### 文書抜粋
#####
皮革代替品の歴史は比較的古く,第2次大戦前は織編布にニトロセルロースなどを塗布したものを擬革,またはイミテーションレザーあるいは単にレザーと呼んでいたが,のちにポリ塩化ビニル樹脂が開発され,1948年これを使用した代替品が市販された。これは塩ビレザー(またはビニルレザー)と呼ばれ,当時の物資不足もあって大量に出回り,擬革の生産はほとんど中止された。その後品質がしだいに改良され,60年,スポンジ状のポリ塩化ビニル樹脂の表面にナイロン樹脂(ポリアミド)塗料を塗布したものが,従来の塩ビレザーと風合い,外観などが異なり,より革の性質に近づいたとして,合成皮革synthetic leatherの名を冠して売り出された。同時代より表面層にナイロン樹脂が使われるようになり,さらに2年ほどおくれて表面層にポリウレタン樹脂が使われ,現在のナイロン系およびウレタン系合成皮革の基礎が確立された。このように,合成皮革は織編布を基布とし,合成樹脂を表面層とする二層構造をもったものをいうが,前記ポリ塩化ビニル樹脂を表面層としたものは,最近では塩ビレザーまたはセミ合成皮革と呼び,合成皮革と区別するのが一般的である。また,合成皮革の後に人工皮革スエード調衣料用素材などが開発されている。これらをも含めて合成皮革と呼ぶことがあるが,これは適当ではない。

靴甲用人工皮革または人工皮革と呼ばれるものは,初めアメリカのデュポン社が本格的な靴の甲材料として開発し,コルファムという商品名で発表(日本では1964年より発売),のち各国でもこの開発が進み,現在クラリーノクラレ)をはじめとして各種の商品が売り出されている(コルファムは1971年アメリカでの製造中止)。これらのものを合成皮革と区別して靴甲用人工皮革とし,JISにその試験方法および品質規定が規格化されている。人工皮革の基本構造は,各種の短繊維にランダムな三次元交絡構造をもたせ,ポリウレタン樹脂をバインダーとした不織布を基布とし,ポリウレタン樹脂を表面層とする二層構造で,全体に連続微細な多孔構造をもつ。なかには両層の間に織編布の入った三層構造,基布または表面層のみの一層構造のものもある。
#####
(注釈付き要素エントリ)
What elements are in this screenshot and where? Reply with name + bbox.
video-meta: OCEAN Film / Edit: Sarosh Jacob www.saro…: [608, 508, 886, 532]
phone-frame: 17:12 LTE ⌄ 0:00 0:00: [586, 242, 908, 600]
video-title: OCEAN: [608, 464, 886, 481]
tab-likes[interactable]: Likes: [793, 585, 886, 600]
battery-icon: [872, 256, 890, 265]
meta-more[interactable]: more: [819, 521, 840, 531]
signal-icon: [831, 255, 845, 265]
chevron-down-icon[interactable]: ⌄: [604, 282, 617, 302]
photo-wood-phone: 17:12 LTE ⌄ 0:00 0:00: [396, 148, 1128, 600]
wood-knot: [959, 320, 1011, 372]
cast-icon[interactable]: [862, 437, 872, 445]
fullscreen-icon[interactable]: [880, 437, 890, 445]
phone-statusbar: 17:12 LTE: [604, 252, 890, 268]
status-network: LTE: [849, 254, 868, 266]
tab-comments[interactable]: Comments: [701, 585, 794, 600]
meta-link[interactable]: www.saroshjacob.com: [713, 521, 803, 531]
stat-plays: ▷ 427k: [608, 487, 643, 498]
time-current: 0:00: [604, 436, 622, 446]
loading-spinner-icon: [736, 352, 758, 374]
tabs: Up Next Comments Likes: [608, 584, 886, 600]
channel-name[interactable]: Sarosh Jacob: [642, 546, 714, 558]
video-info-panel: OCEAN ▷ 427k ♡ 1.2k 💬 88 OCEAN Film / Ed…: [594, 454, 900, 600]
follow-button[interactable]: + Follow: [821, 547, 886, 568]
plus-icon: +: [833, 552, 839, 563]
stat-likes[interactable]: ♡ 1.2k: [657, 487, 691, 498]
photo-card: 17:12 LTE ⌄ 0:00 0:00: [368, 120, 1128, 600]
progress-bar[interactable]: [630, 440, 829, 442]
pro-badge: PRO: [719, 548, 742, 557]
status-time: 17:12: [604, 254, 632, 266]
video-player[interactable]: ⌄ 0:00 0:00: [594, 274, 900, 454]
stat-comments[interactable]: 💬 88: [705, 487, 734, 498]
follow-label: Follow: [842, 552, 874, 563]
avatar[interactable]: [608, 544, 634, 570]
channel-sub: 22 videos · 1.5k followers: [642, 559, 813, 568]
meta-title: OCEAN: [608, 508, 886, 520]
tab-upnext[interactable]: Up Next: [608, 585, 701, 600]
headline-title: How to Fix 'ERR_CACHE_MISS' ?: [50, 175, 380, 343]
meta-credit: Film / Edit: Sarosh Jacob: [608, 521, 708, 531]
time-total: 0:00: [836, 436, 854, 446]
#####
### 課題
#1 皮革代替品の抜粋文のうち、「皮革代替品の歴史は比較的古く」から「あるが,これは適当ではない。」まで(この語句自体も含む)を、一字も変えずに繰り返してください。
#2 皮革代替品の抜粋文では、第2次大戦前に織編布にニトロセルロースなどを塗布したものは何と呼ばれていましたか。すべて挙げてください。

### 解答
#1
皮革代替品の歴史は比較的古く,第2次大戦前は織編布にニトロセルロースなどを塗布したものを擬革,またはイミテーションレザーあるいは単にレザーと呼んでいたが,のちにポリ塩化ビニル樹脂が開発され,1948年これを使用した代替品が市販された。これは塩ビレザー(またはビニルレザー)と呼ばれ,当時の物資不足もあって大量に出回り,擬革の生産はほとんど中止された。その後品質がしだいに改良され,60年,スポンジ状のポリ塩化ビニル樹脂の表面にナイロン樹脂(ポリアミド)塗料を塗布したものが,従来の塩ビレザーと風合い,外観などが異なり,より革の性質に近づいたとして,合成皮革synthetic leatherの名を冠して売り出された。同時代より表面層にナイロン樹脂が使われるようになり,さらに2年ほどおくれて表面層にポリウレタン樹脂が使われ,現在のナイロン系およびウレタン系合成皮革の基礎が確立された。このように,合成皮革は織編布を基布とし,合成樹脂を表面層とする二層構造をもったものをいうが,前記ポリ塩化ビニル樹脂を表面層としたものは,最近では塩ビレザーまたはセミ合成皮革と呼び,合成皮革と区別するのが一般的である。また,合成皮革の後に人工皮革スエード調衣料用素材などが開発されている。これらをも含めて合成皮革と呼ぶことがあるが,これは適当ではない。

#2 擬革、イミテーションレザー、レザー